Find the lines that hold the word "благоустройству" and return them.

-- -- --

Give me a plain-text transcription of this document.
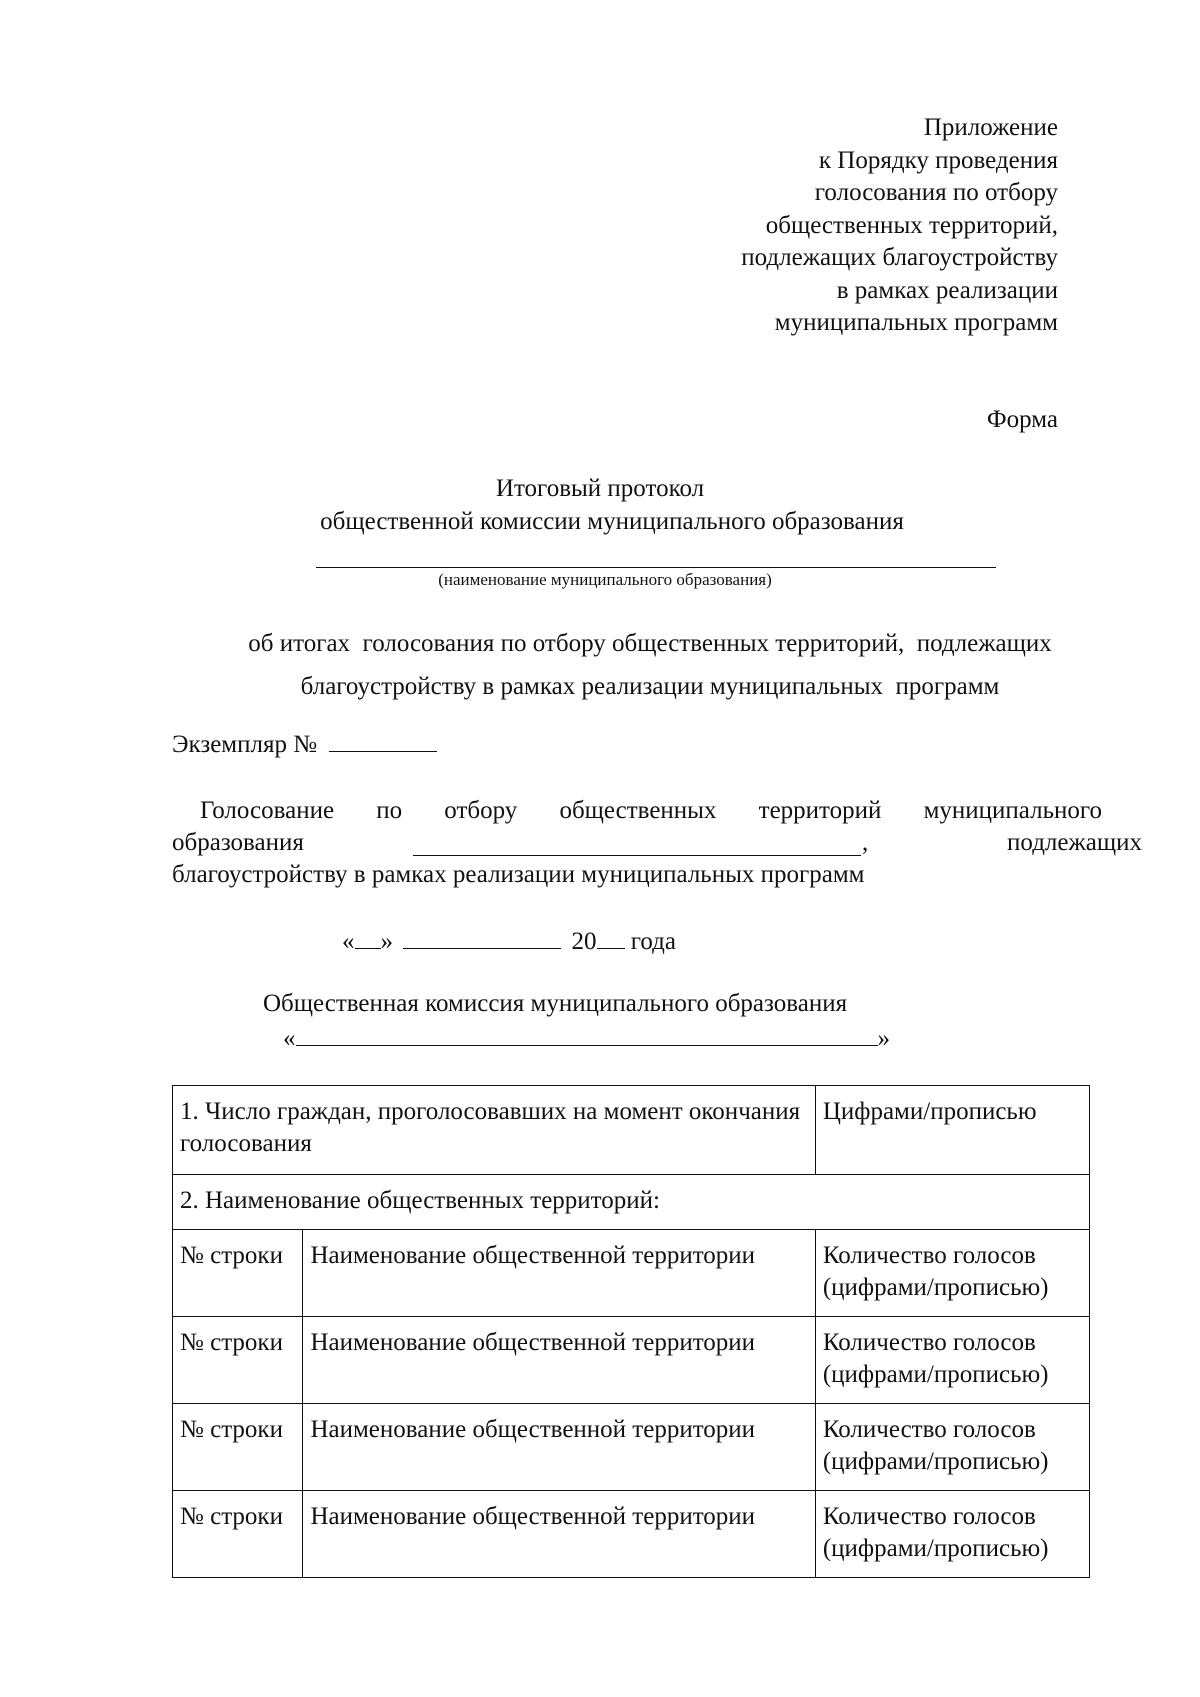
Приложение
к Порядку проведения
голосования по отбору
общественных территорий,
подлежащих благоустройству
в рамках реализации
муниципальных программ
Форма
Итоговый протокол
общественной комиссии муниципального образования
(наименование муниципального образования)
об итогах  голосования по отбору общественных территорий,  подлежащих
благоустройству в рамках реализации муниципальных  программ
Экземпляр №
Голосование по отбору общественных территорий муниципального
образования	,	подлежащих
благоустройству в рамках реализации муниципальных программ
« »	20 года
Общественная комиссия муниципального образования
«	»
1. Число граждан, проголосовавших на момент окончания голосования		Цифрами/прописью
2. Наименование общественных территорий:		
№ строки	Наименование общественной территории	Количество голосов (цифрами/прописью)
№ строки	Наименование общественной территории	Количество голосов (цифрами/прописью)
№ строки	Наименование общественной территории	Количество голосов (цифрами/прописью)
№ строки	Наименование общественной территории	Количество голосов (цифрами/прописью)
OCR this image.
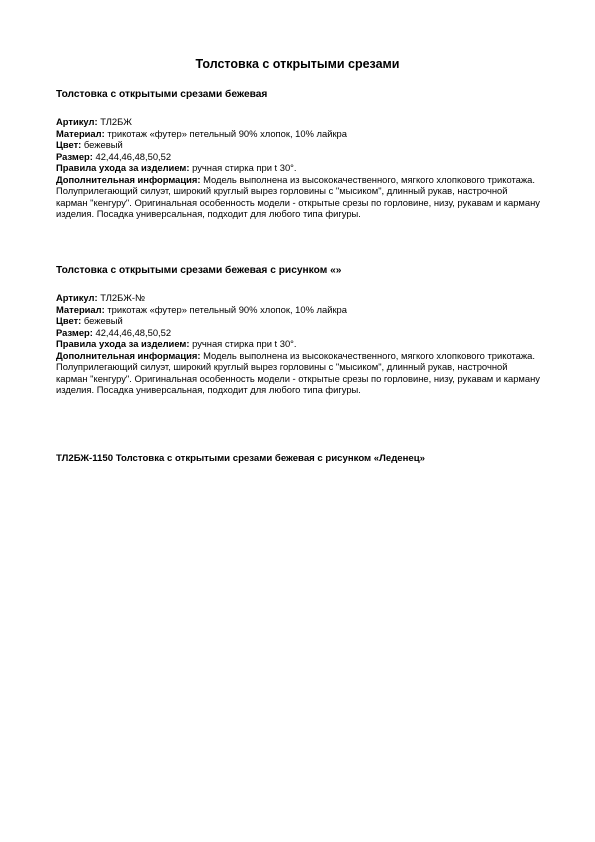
Толстовка с открытыми срезами
Толстовка с открытыми срезами бежевая

Артикул: ТЛ2БЖ

Материал: трикотаж «футер» петельный 90% хлопок, 10% лайкра

Цвет: бежевый

Размер: 42,44,46,48,50,52

Правила ухода за изделием: ручная стирка при t 30°.

Дополнительная информация: Модель выполнена из высококачественного, мягкого хлопкового трикотажа. Полуприлегающий силуэт, широкий круглый вырез горловины с "мысиком", длинный рукав, настрочной карман "кенгуру". Оригинальная особенность модели - открытые срезы по горловине, низу, рукавам и карману изделия. Посадка универсальная, подходит для любого типа фигуры.

Толстовка с открытыми срезами бежевая с рисунком «»

Артикул: ТЛ2БЖ-№

Материал: трикотаж «футер» петельный 90% хлопок, 10% лайкра

Цвет: бежевый

Размер: 42,44,46,48,50,52

Правила ухода за изделием: ручная стирка при t 30°.

Дополнительная информация: Модель выполнена из высококачественного, мягкого хлопкового трикотажа. Полуприлегающий силуэт, широкий круглый вырез горловины с "мысиком", длинный рукав, настрочной карман "кенгуру". Оригинальная особенность модели - открытые срезы по горловине, низу, рукавам и карману изделия. Посадка универсальная, подходит для любого типа фигуры.

ТЛ2БЖ-1150 Толстовка с открытыми срезами бежевая с рисунком «Леденец»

-- -- --

:: Output for this exercise ::
подлежащих благоустройству
благоустройству в рамках реализации муниципальных  программ
благоустройству в рамках реализации муниципальных программ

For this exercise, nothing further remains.